■ **REQUIREMENTS**
Identify all lines below that hold "grid" and collect them.

■ **ENTRIES**
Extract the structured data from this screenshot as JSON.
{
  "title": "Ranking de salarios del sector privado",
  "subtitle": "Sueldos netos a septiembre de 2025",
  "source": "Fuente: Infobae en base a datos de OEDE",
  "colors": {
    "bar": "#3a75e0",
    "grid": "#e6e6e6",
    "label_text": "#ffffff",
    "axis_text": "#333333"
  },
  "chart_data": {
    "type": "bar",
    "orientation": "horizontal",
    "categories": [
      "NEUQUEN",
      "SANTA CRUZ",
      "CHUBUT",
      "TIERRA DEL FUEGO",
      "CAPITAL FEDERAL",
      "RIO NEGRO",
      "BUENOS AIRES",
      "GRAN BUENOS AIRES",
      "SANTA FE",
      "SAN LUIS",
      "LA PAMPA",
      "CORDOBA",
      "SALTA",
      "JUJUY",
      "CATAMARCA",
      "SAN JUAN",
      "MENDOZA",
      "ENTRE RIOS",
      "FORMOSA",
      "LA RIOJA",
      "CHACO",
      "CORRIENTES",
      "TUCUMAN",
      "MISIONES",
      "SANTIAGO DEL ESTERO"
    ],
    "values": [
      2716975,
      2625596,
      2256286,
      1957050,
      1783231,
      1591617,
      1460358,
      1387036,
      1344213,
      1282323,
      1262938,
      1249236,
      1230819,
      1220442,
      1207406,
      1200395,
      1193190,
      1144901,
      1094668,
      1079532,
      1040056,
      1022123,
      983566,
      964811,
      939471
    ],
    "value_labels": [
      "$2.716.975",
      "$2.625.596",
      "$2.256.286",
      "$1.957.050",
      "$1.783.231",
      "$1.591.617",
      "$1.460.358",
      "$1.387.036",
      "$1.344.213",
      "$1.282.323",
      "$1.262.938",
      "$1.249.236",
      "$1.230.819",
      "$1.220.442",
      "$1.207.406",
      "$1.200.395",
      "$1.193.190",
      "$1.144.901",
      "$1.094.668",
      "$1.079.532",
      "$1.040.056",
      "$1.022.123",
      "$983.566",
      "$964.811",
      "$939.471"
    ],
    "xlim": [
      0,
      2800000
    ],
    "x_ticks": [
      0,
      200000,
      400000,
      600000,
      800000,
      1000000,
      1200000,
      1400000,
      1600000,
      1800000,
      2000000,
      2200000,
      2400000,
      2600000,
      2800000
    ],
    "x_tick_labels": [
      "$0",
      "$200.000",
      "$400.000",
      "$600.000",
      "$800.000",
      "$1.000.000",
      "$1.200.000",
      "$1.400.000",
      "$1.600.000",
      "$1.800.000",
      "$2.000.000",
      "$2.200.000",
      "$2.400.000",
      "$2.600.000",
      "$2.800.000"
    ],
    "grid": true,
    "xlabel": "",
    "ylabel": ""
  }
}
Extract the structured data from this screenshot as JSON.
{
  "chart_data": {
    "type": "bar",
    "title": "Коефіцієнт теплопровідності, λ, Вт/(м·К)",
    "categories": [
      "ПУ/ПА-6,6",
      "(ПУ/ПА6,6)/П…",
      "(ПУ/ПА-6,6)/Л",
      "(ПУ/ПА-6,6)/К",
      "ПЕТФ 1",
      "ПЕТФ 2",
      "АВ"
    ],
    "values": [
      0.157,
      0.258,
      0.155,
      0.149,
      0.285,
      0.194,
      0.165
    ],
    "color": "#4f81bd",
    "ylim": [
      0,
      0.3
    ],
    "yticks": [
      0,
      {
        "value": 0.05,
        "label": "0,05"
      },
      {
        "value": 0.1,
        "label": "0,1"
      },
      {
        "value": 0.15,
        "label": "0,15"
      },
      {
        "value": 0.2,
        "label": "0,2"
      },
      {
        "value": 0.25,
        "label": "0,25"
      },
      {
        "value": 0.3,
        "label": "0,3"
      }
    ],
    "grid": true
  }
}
==
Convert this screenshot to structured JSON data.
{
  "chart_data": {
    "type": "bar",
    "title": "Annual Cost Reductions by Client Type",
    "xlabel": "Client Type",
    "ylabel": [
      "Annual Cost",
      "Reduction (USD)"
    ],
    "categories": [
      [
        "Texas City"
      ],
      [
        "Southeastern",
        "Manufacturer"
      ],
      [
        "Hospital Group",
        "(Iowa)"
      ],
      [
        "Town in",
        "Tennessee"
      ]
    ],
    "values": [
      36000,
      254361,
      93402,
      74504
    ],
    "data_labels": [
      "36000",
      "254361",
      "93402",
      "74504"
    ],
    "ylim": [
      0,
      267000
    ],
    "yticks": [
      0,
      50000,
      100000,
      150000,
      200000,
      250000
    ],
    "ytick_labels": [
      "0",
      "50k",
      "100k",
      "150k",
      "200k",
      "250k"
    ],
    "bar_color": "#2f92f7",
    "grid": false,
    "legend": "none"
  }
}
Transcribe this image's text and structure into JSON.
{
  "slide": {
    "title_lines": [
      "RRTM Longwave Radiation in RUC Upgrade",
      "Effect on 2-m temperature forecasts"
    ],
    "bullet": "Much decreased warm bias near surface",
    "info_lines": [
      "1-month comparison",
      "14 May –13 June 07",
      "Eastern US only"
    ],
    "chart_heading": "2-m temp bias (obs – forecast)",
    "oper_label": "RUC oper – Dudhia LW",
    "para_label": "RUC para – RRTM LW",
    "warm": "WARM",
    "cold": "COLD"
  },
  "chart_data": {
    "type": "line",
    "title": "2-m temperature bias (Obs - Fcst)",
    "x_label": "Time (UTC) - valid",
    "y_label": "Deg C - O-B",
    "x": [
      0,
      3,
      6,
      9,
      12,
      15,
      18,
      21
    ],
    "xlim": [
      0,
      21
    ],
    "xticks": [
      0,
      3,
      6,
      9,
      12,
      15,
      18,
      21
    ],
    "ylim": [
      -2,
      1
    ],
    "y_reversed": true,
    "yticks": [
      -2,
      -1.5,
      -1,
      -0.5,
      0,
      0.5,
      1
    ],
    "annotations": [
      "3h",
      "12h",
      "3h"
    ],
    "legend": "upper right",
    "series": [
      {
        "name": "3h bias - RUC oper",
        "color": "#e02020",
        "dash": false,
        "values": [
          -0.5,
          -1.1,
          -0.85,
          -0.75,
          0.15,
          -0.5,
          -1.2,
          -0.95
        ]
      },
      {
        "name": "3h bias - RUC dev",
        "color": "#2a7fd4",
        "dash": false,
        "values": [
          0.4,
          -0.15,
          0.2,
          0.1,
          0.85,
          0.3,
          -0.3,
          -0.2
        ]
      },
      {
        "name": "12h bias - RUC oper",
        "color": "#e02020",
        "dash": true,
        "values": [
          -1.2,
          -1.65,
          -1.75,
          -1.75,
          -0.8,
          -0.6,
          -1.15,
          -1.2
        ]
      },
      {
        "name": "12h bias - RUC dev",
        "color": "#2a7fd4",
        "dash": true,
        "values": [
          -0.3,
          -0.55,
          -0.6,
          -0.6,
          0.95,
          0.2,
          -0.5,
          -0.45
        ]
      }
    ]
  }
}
--
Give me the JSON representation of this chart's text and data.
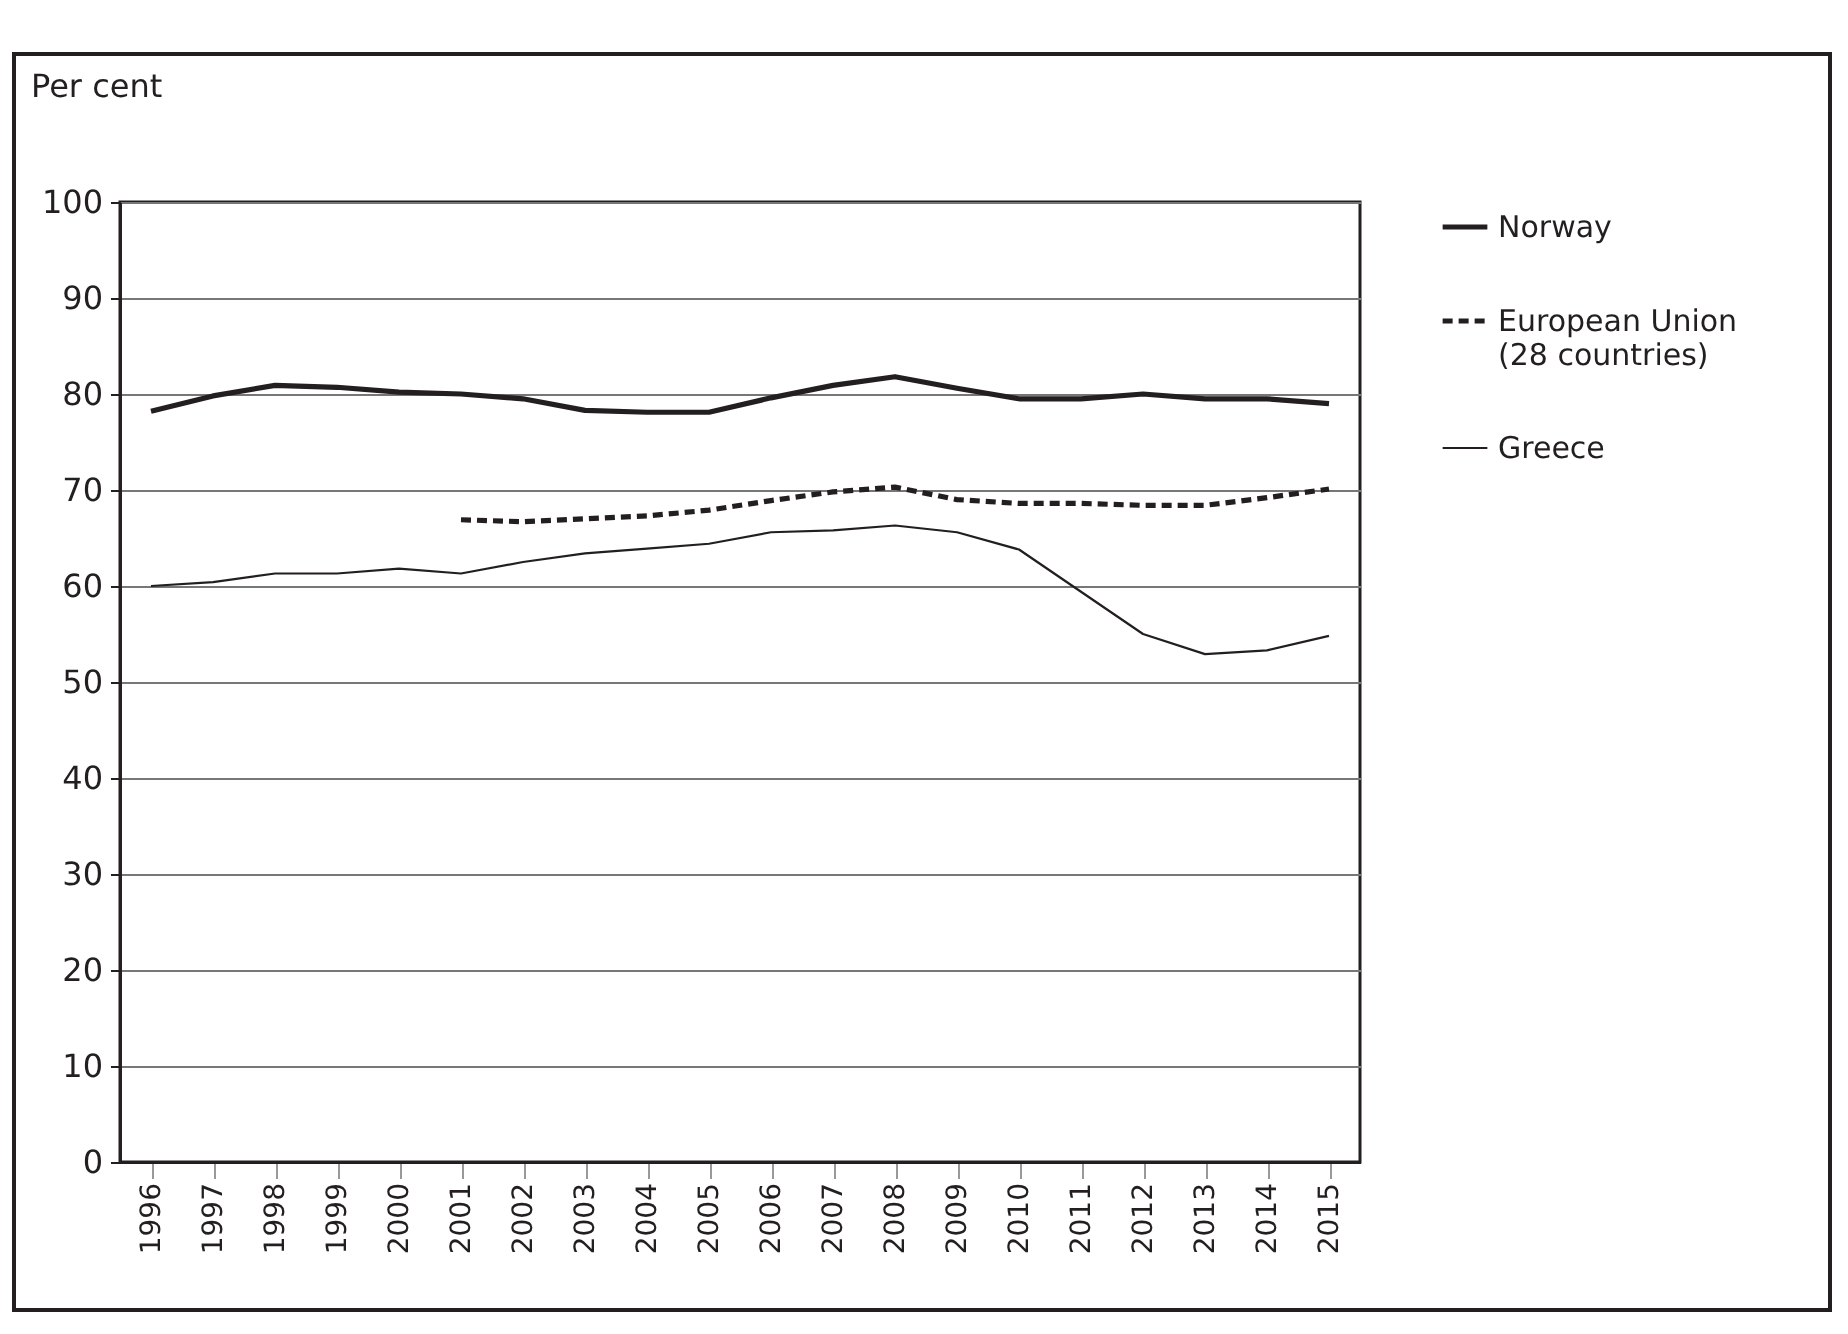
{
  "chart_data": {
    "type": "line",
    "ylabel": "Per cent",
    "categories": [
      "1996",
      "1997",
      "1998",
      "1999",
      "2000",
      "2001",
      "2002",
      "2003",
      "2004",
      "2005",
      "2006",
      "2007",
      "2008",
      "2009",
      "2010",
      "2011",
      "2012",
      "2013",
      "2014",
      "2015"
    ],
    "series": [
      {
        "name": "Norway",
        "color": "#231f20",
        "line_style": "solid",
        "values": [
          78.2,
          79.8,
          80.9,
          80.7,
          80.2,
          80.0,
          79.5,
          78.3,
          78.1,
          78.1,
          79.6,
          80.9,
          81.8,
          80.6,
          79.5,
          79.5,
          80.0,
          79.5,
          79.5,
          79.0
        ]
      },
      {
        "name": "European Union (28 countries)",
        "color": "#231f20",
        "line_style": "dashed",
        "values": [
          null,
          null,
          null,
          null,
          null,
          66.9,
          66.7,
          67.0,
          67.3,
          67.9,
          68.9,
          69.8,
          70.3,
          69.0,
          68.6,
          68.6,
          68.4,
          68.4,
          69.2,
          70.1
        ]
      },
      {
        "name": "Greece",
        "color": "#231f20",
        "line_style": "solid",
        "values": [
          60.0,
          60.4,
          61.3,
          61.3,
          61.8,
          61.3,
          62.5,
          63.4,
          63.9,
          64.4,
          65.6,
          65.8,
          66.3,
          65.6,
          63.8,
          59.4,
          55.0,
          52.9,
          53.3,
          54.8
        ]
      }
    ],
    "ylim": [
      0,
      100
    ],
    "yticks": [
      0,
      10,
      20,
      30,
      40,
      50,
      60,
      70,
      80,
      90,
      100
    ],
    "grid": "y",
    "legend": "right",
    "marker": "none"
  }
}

■ **ANSWER TO THE TASK**
    "grid": "#e6e6e6",
    "grid": true,
    "grid": true
    "grid": false,
    "grid": "y",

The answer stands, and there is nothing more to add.